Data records
+++

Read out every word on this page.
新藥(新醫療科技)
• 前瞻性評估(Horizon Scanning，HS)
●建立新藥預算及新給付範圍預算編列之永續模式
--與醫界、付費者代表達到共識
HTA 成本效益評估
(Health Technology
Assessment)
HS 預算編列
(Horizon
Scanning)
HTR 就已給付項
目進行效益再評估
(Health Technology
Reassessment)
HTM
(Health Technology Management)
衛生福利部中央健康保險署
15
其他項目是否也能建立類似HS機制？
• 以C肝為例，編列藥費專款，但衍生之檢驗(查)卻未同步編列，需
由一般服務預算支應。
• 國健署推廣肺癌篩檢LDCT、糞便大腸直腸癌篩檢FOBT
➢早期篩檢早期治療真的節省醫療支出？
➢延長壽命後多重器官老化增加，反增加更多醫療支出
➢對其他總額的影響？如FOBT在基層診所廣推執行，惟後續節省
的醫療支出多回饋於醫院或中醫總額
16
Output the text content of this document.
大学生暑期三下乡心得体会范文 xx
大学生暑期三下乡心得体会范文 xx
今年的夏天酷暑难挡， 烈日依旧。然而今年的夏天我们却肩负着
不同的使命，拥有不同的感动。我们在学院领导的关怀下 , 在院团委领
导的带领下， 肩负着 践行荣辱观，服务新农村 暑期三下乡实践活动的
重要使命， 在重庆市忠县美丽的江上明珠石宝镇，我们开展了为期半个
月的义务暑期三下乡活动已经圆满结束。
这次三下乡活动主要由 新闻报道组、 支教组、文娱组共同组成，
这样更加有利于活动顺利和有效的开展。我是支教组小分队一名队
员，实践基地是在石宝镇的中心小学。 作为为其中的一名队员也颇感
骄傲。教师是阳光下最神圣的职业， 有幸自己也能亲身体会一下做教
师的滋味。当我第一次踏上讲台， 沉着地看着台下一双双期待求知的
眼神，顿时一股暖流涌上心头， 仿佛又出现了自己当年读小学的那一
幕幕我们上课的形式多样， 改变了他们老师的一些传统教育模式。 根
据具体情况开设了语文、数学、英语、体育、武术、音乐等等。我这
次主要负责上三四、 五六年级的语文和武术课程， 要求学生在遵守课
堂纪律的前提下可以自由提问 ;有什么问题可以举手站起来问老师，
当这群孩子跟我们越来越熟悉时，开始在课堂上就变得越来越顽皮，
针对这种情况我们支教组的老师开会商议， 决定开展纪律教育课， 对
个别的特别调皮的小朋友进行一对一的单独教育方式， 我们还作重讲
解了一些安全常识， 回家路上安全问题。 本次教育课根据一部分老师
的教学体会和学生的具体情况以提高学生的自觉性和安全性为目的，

+++

### [Stated problem]
Pick out the lines that include the word "this" and write them out.

### [Full solution]
Read out every word on this page.
Output the text content of this document.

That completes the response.